== Data for processing ==

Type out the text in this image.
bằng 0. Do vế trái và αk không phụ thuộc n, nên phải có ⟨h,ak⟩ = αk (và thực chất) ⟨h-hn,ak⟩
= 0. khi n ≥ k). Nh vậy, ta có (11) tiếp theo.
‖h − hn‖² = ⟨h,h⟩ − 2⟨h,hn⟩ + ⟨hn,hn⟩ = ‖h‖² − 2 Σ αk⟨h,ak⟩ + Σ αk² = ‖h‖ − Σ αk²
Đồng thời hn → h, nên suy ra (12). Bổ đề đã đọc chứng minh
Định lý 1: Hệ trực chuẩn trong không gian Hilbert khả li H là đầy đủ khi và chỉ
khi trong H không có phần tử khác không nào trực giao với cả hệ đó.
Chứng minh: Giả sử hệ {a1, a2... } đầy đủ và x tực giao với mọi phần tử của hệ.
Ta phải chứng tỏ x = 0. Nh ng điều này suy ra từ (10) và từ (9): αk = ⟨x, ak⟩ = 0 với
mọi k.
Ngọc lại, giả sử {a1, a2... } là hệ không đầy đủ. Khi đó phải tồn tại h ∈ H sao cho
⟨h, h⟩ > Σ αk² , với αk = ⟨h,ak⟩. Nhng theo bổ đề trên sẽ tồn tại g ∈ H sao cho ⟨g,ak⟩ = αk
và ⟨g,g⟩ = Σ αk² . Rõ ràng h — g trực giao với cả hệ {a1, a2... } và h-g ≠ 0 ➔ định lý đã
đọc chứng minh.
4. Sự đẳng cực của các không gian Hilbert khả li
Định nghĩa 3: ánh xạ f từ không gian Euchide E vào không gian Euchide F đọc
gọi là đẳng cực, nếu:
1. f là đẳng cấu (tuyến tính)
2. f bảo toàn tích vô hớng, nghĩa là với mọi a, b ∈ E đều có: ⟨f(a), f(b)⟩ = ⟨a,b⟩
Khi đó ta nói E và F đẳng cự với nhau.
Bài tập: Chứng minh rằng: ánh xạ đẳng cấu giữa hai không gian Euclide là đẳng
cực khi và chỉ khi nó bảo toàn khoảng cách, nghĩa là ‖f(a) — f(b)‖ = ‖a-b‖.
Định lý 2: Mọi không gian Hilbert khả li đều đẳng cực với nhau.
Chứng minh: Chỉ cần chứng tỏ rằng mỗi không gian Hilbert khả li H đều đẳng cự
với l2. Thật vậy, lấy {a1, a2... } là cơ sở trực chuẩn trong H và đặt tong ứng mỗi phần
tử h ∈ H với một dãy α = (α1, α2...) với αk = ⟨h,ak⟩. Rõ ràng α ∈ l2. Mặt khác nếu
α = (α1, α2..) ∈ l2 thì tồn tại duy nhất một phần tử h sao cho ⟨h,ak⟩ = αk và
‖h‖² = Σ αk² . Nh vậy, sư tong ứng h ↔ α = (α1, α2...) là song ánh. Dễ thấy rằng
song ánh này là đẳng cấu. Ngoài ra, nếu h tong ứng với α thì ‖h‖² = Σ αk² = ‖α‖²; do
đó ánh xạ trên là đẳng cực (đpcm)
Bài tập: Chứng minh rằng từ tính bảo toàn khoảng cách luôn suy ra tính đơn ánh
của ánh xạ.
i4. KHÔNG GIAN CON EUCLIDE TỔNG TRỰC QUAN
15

===

(Direction) Pick out and copy the lines of the material that include the word "trên".

(Reply)
⟨h, h⟩ > Σ αk² , với αk = ⟨h,ak⟩. Nhng theo bổ đề trên sẽ tồn tại g ∈ H sao cho ⟨g,ak⟩ = αk
đó ánh xạ trên là đẳng cực (đpcm)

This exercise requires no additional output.